**Data entries**

☆ ☆ ☆ ☆

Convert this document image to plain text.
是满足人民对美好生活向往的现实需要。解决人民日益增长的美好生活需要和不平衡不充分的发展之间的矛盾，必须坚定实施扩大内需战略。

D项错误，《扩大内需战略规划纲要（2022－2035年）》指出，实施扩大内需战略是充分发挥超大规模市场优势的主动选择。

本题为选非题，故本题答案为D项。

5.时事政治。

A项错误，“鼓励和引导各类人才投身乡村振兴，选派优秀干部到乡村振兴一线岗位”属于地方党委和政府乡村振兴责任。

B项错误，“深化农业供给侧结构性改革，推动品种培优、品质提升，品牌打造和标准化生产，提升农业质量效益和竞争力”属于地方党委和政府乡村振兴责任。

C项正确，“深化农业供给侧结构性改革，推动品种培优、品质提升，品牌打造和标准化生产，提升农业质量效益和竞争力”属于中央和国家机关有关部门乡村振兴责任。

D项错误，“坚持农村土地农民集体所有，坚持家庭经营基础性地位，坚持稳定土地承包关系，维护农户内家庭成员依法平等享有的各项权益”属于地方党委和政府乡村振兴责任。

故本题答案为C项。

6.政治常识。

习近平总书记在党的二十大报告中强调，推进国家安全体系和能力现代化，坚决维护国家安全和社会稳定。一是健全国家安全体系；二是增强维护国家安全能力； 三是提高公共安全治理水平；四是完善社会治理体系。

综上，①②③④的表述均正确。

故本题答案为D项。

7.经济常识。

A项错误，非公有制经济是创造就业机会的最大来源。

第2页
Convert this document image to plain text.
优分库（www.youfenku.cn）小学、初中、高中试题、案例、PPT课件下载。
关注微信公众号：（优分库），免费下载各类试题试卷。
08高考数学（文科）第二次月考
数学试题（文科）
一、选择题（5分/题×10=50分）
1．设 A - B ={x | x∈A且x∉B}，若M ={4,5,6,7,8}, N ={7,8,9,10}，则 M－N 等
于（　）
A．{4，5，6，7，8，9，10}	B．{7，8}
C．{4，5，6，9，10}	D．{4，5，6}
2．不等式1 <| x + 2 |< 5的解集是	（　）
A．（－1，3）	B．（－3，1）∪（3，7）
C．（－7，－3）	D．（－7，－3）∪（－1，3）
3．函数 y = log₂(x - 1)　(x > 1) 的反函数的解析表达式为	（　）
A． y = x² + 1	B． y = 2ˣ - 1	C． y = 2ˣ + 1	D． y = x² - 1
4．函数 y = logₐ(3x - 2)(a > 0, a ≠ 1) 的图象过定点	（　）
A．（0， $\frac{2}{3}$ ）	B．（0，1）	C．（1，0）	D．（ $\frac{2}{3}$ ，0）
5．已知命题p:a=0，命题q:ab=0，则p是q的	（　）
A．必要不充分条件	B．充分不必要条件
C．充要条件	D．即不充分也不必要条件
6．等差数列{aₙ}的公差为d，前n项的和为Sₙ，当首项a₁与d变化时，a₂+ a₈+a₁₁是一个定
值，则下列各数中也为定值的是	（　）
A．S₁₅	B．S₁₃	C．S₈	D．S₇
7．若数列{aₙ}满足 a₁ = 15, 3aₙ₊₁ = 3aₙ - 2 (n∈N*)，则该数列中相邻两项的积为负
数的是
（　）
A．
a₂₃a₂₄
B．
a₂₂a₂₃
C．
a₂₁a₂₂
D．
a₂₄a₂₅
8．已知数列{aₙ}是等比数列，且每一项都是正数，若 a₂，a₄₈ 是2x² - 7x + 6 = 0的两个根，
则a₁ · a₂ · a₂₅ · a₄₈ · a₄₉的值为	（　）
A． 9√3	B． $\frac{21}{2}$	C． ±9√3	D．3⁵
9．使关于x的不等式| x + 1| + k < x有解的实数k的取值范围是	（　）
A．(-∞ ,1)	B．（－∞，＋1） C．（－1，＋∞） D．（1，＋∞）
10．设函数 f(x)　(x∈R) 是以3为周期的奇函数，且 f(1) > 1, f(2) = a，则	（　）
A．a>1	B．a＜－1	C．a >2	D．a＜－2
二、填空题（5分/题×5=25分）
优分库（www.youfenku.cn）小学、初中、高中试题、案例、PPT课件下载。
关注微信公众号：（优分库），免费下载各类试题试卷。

☆ ☆ ☆ ☆

**Short task**
Collect from the data above every line that includes "属于地方党委和政府乡村振兴责任".

**Correct response**
A项错误，“鼓励和引导各类人才投身乡村振兴，选派优秀干部到乡村振兴一线岗位”属于地方党委和政府乡村振兴责任。
B项错误，“深化农业供给侧结构性改革，推动品种培优、品质提升，品牌打造和标准化生产，提升农业质量效益和竞争力”属于地方党委和政府乡村振兴责任。
D项错误，“坚持农村土地农民集体所有，坚持家庭经营基础性地位，坚持稳定土地承包关系，维护农户内家庭成员依法平等享有的各项权益”属于地方党委和政府乡村振兴责任。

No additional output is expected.